[Items listed in a dataset]
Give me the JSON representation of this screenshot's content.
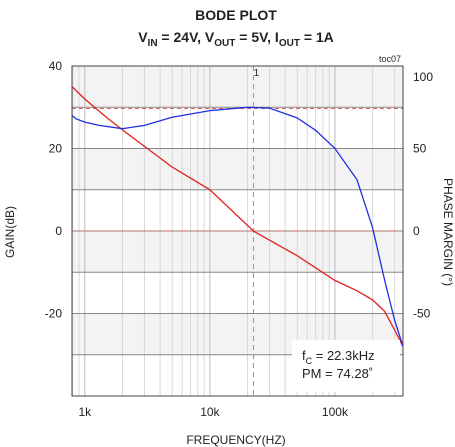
{
  "chart_data": {
    "type": "line",
    "title": "BODE PLOT",
    "subtitle": [
      "V",
      "IN",
      " = 24V, V",
      "OUT",
      " = 5V, I",
      "OUT",
      " = 1A"
    ],
    "corner_label": "toc07",
    "xlabel": "FREQUENCY(HZ)",
    "ylabel": "GAIN(dB)",
    "y2label": "PHASE MARGIN (°)",
    "log_x": true,
    "xlim": [
      790,
      350000
    ],
    "xticks": [
      {
        "value": 1000,
        "label": "1k"
      },
      {
        "value": 10000,
        "label": "10k"
      },
      {
        "value": 100000,
        "label": "100k"
      }
    ],
    "xgrid": [
      800,
      900,
      2000,
      3000,
      4000,
      5000,
      6000,
      7000,
      8000,
      9000,
      20000,
      30000,
      40000,
      50000,
      60000,
      70000,
      80000,
      90000,
      200000,
      300000
    ],
    "ylim": [
      -40,
      40
    ],
    "yticks": [
      -20,
      0,
      20,
      40
    ],
    "ygrid": [
      -30,
      -20,
      -10,
      0,
      10,
      20,
      30
    ],
    "y2lim": [
      -100,
      100
    ],
    "y2ticks": [
      -50,
      0,
      50,
      100
    ],
    "marker": {
      "label": "1",
      "x": 22300
    },
    "reference_lines": [
      {
        "axis": "y",
        "value": 0
      },
      {
        "axis": "y2",
        "value": 74.28
      }
    ],
    "annotation": [
      [
        "f",
        "C",
        " = 22.3kHz"
      ],
      [
        "PM = 74.28˚"
      ]
    ],
    "series": [
      {
        "name": "Gain",
        "color": "#e02020",
        "axis": "y",
        "x": [
          790,
          1000,
          1500,
          2000,
          3000,
          5000,
          10000,
          22300,
          50000,
          100000,
          150000,
          200000,
          250000,
          300000,
          350000
        ],
        "values": [
          35,
          32,
          27.5,
          24.5,
          20.5,
          15.5,
          10,
          0,
          -6,
          -12,
          -14.5,
          -16.7,
          -19.5,
          -24,
          -28
        ]
      },
      {
        "name": "Phase",
        "color": "#2030e0",
        "axis": "y2",
        "x": [
          790,
          850,
          1000,
          1300,
          2000,
          3000,
          5000,
          10000,
          20000,
          30000,
          50000,
          70000,
          100000,
          150000,
          200000,
          250000,
          300000,
          350000
        ],
        "values": [
          70,
          68,
          66,
          64,
          62,
          64,
          69,
          73,
          75,
          74.5,
          68.5,
          61,
          50,
          31,
          2,
          -30,
          -54,
          -70
        ]
      }
    ]
  }
}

AIM OF THE EXERCISE:
Write out all the entries word for word, but skip any images.

WRITTEN SOLUTION:
Give me the JSON representation of this screenshot's content.
{
  "chart_data": {
    "type": "line",
    "title": "BODE PLOT",
    "subtitle": [
      "V",
      "IN",
      " = 24V, V",
      "OUT",
      " = 5V, I",
      "OUT",
      " = 1A"
    ],
    "corner_label": "toc07",
    "xlabel": "FREQUENCY(HZ)",
    "ylabel": "GAIN(dB)",
    "y2label": "PHASE MARGIN (°)",
    "log_x": true,
    "xlim": [
      790,
      350000
    ],
    "xticks": [
      {
        "value": 1000,
        "label": "1k"
      },
      {
        "value": 10000,
        "label": "10k"
      },
      {
        "value": 100000,
        "label": "100k"
      }
    ],
    "xgrid": [
      800,
      900,
      2000,
      3000,
      4000,
      5000,
      6000,
      7000,
      8000,
      9000,
      20000,
      30000,
      40000,
      50000,
      60000,
      70000,
      80000,
      90000,
      200000,
      300000
    ],
    "ylim": [
      -40,
      40
    ],
    "yticks": [
      -20,
      0,
      20,
      40
    ],
    "ygrid": [
      -30,
      -20,
      -10,
      0,
      10,
      20,
      30
    ],
    "y2lim": [
      -100,
      100
    ],
    "y2ticks": [
      -50,
      0,
      50,
      100
    ],
    "marker": {
      "label": "1",
      "x": 22300
    },
    "reference_lines": [
      {
        "axis": "y",
        "value": 0
      },
      {
        "axis": "y2",
        "value": 74.28
      }
    ],
    "annotation": [
      [
        "f",
        "C",
        " = 22.3kHz"
      ],
      [
        "PM = 74.28˚"
      ]
    ],
    "series": [
      {
        "name": "Gain",
        "color": "#e02020",
        "axis": "y",
        "x": [
          790,
          1000,
          1500,
          2000,
          3000,
          5000,
          10000,
          22300,
          50000,
          100000,
          150000,
          200000,
          250000,
          300000,
          350000
        ],
        "values": [
          35,
          32,
          27.5,
          24.5,
          20.5,
          15.5,
          10,
          0,
          -6,
          -12,
          -14.5,
          -16.7,
          -19.5,
          -24,
          -28
        ]
      },
      {
        "name": "Phase",
        "color": "#2030e0",
        "axis": "y2",
        "x": [
          790,
          850,
          1000,
          1300,
          2000,
          3000,
          5000,
          10000,
          20000,
          30000,
          50000,
          70000,
          100000,
          150000,
          200000,
          250000,
          300000,
          350000
        ],
        "values": [
          70,
          68,
          66,
          64,
          62,
          64,
          69,
          73,
          75,
          74.5,
          68.5,
          61,
          50,
          31,
          2,
          -30,
          -54,
          -70
        ]
      }
    ]
  }
}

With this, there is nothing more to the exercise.